- Dataset
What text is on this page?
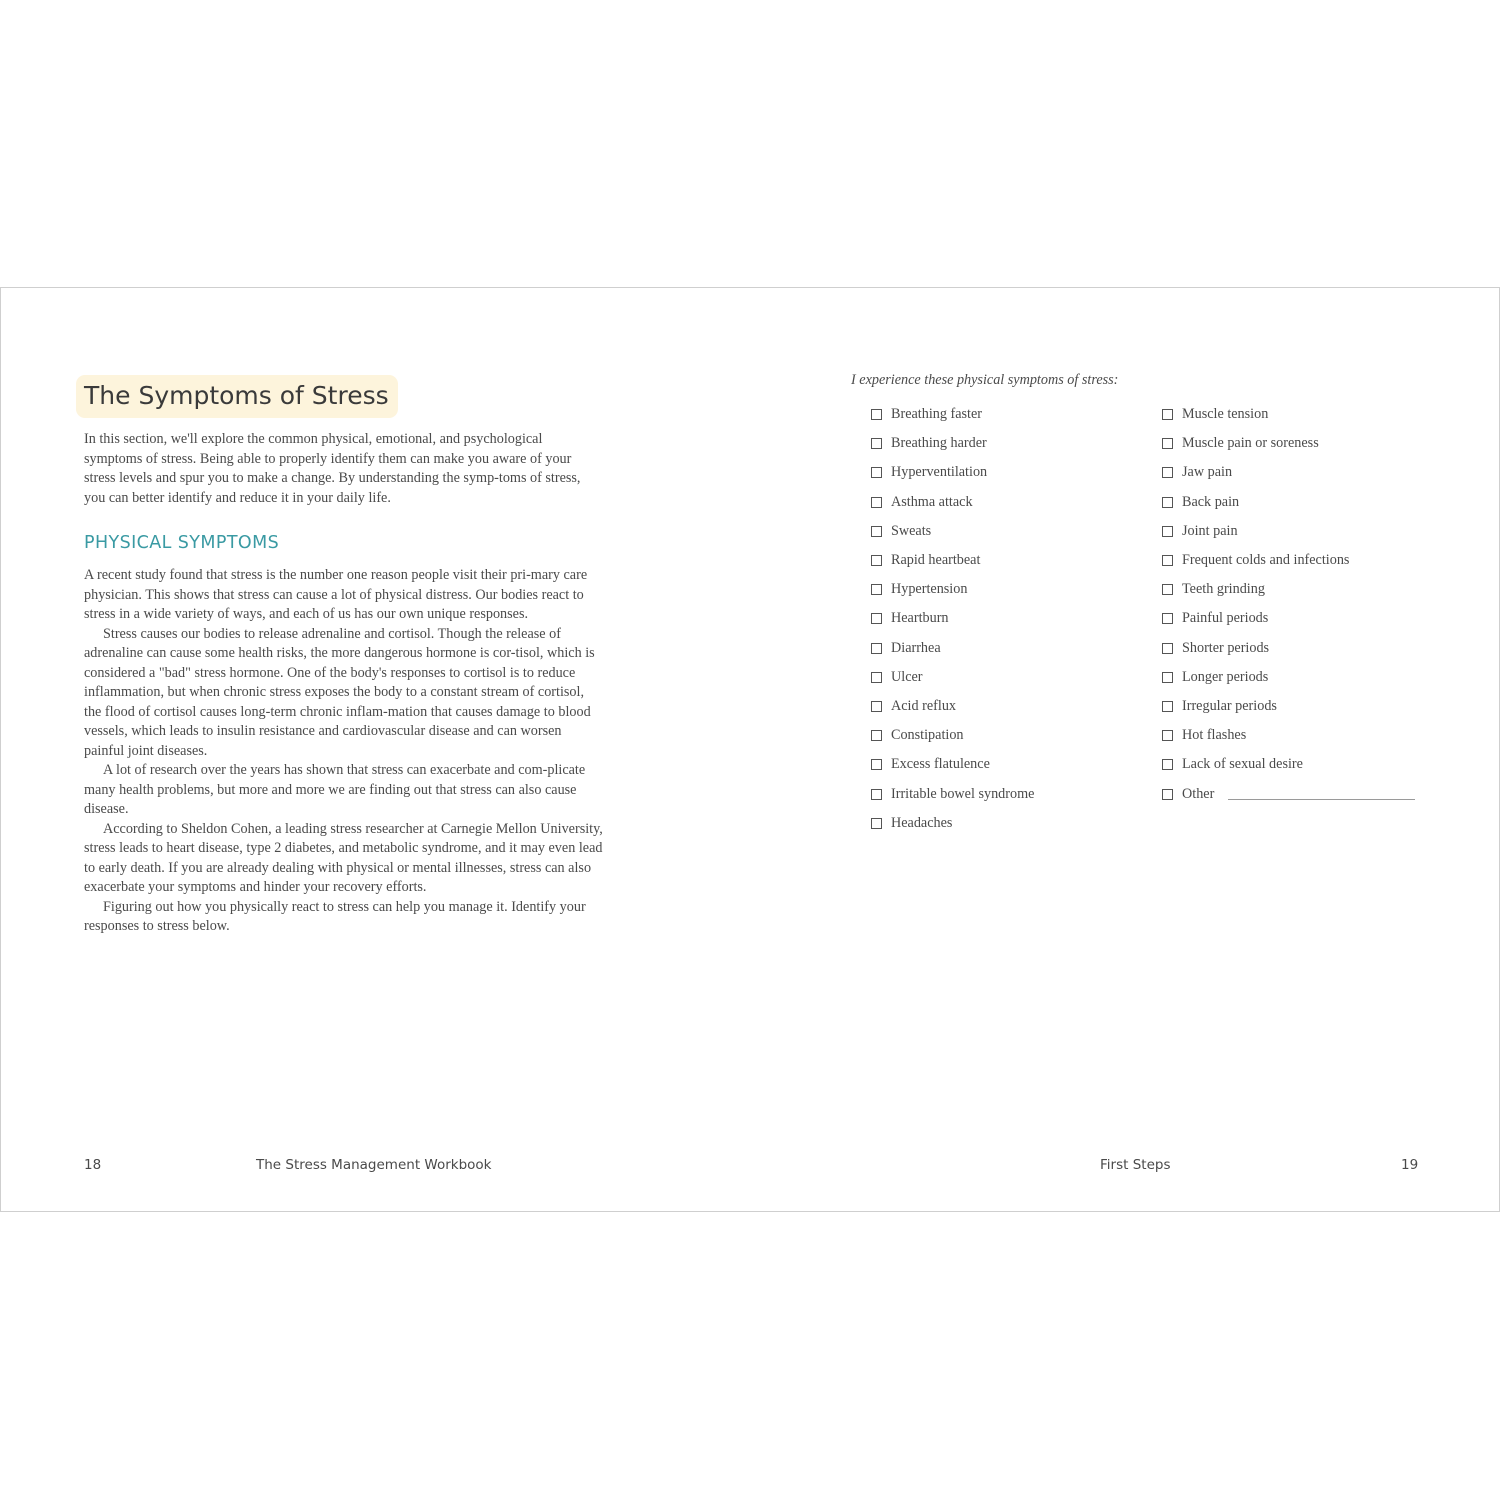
The Symptoms of Stress
In this section, we'll explore the common physical, emotional, and psychological symptoms of stress. Being able to properly identify them can make you aware of your stress levels and spur you to make a change. By understanding the symp-toms of stress, you can better identify and reduce it in your daily life.
PHYSICAL SYMPTOMS

A recent study found that stress is the number one reason people visit their pri-mary care physician. This shows that stress can cause a lot of physical distress. Our bodies react to stress in a wide variety of ways, and each of us has our own unique responses.

Stress causes our bodies to release adrenaline and cortisol. Though the release of adrenaline can cause some health risks, the more dangerous hormone is cor-tisol, which is considered a "bad" stress hormone. One of the body's responses to cortisol is to reduce inflammation, but when chronic stress exposes the body to a constant stream of cortisol, the flood of cortisol causes long-term chronic inflam-mation that causes damage to blood vessels, which leads to insulin resistance and cardiovascular disease and can worsen painful joint diseases.

A lot of research over the years has shown that stress can exacerbate and com-plicate many health problems, but more and more we are finding out that stress can also cause disease.

According to Sheldon Cohen, a leading stress researcher at Carnegie Mellon University, stress leads to heart disease, type 2 diabetes, and metabolic syndrome, and it may even lead to early death. If you are already dealing with physical or mental illnesses, stress can also exacerbate your symptoms and hinder your recovery efforts.

Figuring out how you physically react to stress can help you manage it. Identify your responses to stress below.

18	The Stress Management Workbook
I experience these physical symptoms of stress:
Breathing faster
Breathing harder
Hyperventilation
Asthma attack
Sweats
Rapid heartbeat
Hypertension
Heartburn
Diarrhea
Ulcer
Acid reflux
Constipation
Excess flatulence
Irritable bowel syndrome
Headaches
Muscle tension
Muscle pain or soreness
Jaw pain
Back pain
Joint pain
Frequent colds and infections
Teeth grinding
Painful periods
Shorter periods
Longer periods
Irregular periods
Hot flashes
Lack of sexual desire
Other
First Steps	19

- Written problem
Search the data for "Muscle". Copy every line that has it.

- The reply
Muscle tension
Muscle pain or soreness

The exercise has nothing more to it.